## What this task involves
Nothing but the lines from the one containing "Give me the" through the last line should be written out, please, exactly as they stand.

## Material for this exercise
○ ○ ○

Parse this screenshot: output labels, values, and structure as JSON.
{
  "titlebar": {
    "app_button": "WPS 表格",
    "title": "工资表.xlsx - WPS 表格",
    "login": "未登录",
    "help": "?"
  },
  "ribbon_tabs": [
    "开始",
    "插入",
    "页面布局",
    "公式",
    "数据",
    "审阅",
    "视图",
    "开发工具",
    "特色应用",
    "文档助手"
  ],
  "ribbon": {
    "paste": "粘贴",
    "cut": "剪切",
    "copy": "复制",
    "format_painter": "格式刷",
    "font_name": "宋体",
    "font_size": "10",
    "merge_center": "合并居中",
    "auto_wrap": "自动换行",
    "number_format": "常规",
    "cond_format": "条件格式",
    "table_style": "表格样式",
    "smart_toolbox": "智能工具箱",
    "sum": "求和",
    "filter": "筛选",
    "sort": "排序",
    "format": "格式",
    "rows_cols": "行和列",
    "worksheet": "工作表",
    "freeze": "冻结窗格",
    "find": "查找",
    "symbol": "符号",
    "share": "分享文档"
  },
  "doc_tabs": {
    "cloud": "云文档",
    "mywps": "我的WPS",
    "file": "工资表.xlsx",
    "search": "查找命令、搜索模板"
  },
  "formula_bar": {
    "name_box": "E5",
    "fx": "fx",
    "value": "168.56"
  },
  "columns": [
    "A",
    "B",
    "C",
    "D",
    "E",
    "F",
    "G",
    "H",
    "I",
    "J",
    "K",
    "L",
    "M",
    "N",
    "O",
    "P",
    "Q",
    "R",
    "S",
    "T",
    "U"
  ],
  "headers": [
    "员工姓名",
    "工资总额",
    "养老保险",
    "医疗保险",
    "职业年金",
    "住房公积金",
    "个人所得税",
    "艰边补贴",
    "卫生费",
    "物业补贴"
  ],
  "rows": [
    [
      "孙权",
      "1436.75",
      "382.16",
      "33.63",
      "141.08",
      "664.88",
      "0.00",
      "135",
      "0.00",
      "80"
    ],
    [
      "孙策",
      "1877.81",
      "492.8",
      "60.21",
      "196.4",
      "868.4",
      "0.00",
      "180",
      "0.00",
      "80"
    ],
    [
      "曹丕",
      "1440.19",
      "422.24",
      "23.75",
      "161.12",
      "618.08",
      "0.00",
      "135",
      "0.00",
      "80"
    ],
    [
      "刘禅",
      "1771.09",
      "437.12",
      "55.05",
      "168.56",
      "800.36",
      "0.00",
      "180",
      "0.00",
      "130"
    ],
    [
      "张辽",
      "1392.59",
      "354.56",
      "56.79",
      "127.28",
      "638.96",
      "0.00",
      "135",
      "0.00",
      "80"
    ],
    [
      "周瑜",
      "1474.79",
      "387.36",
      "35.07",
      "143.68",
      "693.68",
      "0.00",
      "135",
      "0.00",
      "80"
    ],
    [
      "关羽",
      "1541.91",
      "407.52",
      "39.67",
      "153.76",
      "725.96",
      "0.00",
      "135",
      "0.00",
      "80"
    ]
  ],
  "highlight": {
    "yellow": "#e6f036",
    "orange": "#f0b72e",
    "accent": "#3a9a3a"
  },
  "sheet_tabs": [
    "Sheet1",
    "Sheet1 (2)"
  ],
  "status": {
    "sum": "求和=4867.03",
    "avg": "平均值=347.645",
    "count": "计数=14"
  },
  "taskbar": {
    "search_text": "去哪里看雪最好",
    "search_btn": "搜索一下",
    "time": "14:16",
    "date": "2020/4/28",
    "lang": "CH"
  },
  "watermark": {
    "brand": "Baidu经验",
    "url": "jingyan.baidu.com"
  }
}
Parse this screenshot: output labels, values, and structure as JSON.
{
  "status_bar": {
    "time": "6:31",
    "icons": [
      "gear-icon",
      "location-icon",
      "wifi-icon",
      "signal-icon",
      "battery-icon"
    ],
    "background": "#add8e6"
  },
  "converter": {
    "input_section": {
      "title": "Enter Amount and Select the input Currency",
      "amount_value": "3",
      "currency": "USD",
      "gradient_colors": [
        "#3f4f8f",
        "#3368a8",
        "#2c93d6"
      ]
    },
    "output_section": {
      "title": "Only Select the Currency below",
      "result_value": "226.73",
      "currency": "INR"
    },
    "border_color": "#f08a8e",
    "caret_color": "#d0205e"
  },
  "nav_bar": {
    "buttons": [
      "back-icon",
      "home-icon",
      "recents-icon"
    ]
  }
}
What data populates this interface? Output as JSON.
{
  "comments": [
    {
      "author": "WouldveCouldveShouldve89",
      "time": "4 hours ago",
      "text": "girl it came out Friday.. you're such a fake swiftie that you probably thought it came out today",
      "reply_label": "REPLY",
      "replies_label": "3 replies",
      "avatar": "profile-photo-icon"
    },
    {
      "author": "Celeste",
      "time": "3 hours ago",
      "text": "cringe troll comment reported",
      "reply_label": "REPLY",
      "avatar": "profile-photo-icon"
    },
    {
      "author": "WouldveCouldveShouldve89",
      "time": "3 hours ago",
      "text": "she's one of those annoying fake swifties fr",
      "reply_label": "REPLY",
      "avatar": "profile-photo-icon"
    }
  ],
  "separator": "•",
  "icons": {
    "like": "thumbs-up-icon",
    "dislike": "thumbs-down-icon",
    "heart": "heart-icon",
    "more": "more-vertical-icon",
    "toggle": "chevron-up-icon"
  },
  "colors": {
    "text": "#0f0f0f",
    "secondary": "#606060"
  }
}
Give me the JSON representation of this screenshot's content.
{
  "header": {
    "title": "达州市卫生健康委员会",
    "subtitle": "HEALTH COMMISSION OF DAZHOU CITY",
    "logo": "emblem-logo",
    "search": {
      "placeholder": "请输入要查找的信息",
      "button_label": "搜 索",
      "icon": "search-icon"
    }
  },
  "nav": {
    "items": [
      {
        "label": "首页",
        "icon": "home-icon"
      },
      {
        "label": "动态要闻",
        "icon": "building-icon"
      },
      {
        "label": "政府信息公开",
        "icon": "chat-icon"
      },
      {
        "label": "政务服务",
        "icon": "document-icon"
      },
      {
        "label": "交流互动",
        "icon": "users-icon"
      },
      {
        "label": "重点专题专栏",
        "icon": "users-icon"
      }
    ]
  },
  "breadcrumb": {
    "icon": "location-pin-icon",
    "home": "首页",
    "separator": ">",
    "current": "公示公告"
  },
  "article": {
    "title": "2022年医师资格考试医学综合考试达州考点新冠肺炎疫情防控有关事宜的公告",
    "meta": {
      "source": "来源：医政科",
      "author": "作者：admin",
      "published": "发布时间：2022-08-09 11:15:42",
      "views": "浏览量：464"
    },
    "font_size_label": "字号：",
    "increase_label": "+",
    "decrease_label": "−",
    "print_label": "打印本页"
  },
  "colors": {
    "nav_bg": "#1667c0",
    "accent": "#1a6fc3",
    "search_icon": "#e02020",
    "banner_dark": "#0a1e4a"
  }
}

○ ○ ○

## Expected answer
Give me the JSON representation of this screenshot's content.
{
  "header": {
    "title": "达州市卫生健康委员会",
    "subtitle": "HEALTH COMMISSION OF DAZHOU CITY",
    "logo": "emblem-logo",
    "search": {
      "placeholder": "请输入要查找的信息",
      "button_label": "搜 索",
      "icon": "search-icon"
    }
  },
  "nav": {
    "items": [
      {
        "label": "首页",
        "icon": "home-icon"
      },
      {
        "label": "动态要闻",
        "icon": "building-icon"
      },
      {
        "label": "政府信息公开",
        "icon": "chat-icon"
      },
      {
        "label": "政务服务",
        "icon": "document-icon"
      },
      {
        "label": "交流互动",
        "icon": "users-icon"
      },
      {
        "label": "重点专题专栏",
        "icon": "users-icon"
      }
    ]
  },
  "breadcrumb": {
    "icon": "location-pin-icon",
    "home": "首页",
    "separator": ">",
    "current": "公示公告"
  },
  "article": {
    "title": "2022年医师资格考试医学综合考试达州考点新冠肺炎疫情防控有关事宜的公告",
    "meta": {
      "source": "来源：医政科",
      "author": "作者：admin",
      "published": "发布时间：2022-08-09 11:15:42",
      "views": "浏览量：464"
    },
    "font_size_label": "字号：",
    "increase_label": "+",
    "decrease_label": "−",
    "print_label": "打印本页"
  },
  "colors": {
    "nav_bg": "#1667c0",
    "accent": "#1a6fc3",
    "search_icon": "#e02020",
    "banner_dark": "#0a1e4a"
  }
}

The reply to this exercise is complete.